◆ GIVEN RECORDS ◆
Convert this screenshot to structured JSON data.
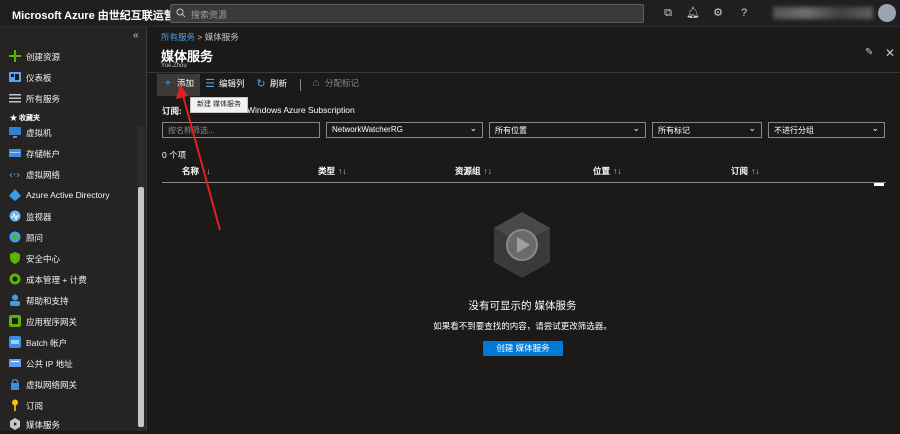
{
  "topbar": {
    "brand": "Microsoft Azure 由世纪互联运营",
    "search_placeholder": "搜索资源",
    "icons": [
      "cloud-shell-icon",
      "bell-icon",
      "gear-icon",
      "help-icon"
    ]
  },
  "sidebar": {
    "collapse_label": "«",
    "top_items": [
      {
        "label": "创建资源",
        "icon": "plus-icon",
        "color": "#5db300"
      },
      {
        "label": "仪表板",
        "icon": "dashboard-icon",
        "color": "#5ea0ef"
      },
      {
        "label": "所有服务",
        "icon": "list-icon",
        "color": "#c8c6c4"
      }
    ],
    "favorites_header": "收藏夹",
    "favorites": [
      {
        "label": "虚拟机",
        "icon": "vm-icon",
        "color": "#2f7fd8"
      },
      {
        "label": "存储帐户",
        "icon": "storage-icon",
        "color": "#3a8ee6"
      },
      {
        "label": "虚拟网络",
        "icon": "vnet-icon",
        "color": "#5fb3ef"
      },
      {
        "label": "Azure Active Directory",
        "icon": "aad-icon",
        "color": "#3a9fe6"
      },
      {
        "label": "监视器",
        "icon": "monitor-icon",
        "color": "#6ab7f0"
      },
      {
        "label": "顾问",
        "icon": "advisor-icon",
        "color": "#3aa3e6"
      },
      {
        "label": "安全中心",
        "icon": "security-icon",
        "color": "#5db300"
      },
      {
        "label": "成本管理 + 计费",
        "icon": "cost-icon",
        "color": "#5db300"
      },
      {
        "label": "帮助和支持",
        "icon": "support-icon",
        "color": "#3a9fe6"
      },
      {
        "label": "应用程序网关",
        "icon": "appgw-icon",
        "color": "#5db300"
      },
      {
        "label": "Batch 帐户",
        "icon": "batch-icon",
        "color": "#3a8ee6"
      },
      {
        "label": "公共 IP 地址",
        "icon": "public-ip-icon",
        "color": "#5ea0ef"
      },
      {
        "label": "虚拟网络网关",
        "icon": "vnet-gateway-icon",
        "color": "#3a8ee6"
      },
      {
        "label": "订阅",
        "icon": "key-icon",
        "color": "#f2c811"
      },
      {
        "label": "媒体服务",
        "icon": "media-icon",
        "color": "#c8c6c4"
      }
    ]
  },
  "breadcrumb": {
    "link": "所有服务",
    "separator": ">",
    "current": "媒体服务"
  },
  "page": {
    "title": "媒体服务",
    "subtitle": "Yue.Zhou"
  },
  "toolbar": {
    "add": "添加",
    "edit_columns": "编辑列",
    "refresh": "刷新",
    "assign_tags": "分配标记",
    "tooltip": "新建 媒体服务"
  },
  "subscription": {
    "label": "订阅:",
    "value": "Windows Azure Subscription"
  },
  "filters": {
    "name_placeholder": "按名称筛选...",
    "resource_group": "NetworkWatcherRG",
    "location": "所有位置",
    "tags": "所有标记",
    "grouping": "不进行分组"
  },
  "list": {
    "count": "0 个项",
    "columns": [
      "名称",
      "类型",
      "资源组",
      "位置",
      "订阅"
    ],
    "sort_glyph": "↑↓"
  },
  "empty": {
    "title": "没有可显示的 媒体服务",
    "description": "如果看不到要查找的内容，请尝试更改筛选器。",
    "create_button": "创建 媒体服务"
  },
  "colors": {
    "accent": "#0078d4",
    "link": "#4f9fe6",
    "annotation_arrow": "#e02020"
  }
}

◆ TASK REQUIREMENTS ◆
Identify every line above with the string "Azure" in it. Copy those lines.

◆ ANSWER TO THE EXERCISE ◆
    "brand": "Microsoft Azure 由世纪互联运营",
        "label": "Azure Active Directory",
    "value": "Windows Azure Subscription"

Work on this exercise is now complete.